§ **WHAT YOU WILL DO**: Retype every entry exactly, character for character.

— START —

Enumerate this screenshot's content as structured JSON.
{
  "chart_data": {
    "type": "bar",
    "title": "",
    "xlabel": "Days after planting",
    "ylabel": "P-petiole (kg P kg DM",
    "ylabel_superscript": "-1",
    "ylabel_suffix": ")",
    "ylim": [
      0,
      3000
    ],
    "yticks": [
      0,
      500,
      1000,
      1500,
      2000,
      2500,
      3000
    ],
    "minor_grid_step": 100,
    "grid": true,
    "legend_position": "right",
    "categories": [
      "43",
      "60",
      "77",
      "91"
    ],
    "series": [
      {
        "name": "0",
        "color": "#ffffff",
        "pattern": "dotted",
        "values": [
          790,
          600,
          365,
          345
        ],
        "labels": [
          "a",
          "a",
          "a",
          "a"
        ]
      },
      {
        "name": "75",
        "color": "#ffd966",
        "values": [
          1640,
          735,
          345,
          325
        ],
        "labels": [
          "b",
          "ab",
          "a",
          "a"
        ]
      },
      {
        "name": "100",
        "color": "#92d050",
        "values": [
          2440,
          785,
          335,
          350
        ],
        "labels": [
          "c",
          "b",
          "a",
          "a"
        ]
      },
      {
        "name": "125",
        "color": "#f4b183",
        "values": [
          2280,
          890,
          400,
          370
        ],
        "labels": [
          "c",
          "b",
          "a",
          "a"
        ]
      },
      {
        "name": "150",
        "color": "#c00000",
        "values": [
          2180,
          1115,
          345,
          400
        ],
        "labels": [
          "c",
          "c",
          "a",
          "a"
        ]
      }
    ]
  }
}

— END —

§ **FULL OUTPUT**:
Enumerate this screenshot's content as structured JSON.
{
  "chart_data": {
    "type": "bar",
    "title": "",
    "xlabel": "Days after planting",
    "ylabel": "P-petiole (kg P kg DM",
    "ylabel_superscript": "-1",
    "ylabel_suffix": ")",
    "ylim": [
      0,
      3000
    ],
    "yticks": [
      0,
      500,
      1000,
      1500,
      2000,
      2500,
      3000
    ],
    "minor_grid_step": 100,
    "grid": true,
    "legend_position": "right",
    "categories": [
      "43",
      "60",
      "77",
      "91"
    ],
    "series": [
      {
        "name": "0",
        "color": "#ffffff",
        "pattern": "dotted",
        "values": [
          790,
          600,
          365,
          345
        ],
        "labels": [
          "a",
          "a",
          "a",
          "a"
        ]
      },
      {
        "name": "75",
        "color": "#ffd966",
        "values": [
          1640,
          735,
          345,
          325
        ],
        "labels": [
          "b",
          "ab",
          "a",
          "a"
        ]
      },
      {
        "name": "100",
        "color": "#92d050",
        "values": [
          2440,
          785,
          335,
          350
        ],
        "labels": [
          "c",
          "b",
          "a",
          "a"
        ]
      },
      {
        "name": "125",
        "color": "#f4b183",
        "values": [
          2280,
          890,
          400,
          370
        ],
        "labels": [
          "c",
          "b",
          "a",
          "a"
        ]
      },
      {
        "name": "150",
        "color": "#c00000",
        "values": [
          2180,
          1115,
          345,
          400
        ],
        "labels": [
          "c",
          "c",
          "a",
          "a"
        ]
      }
    ]
  }
}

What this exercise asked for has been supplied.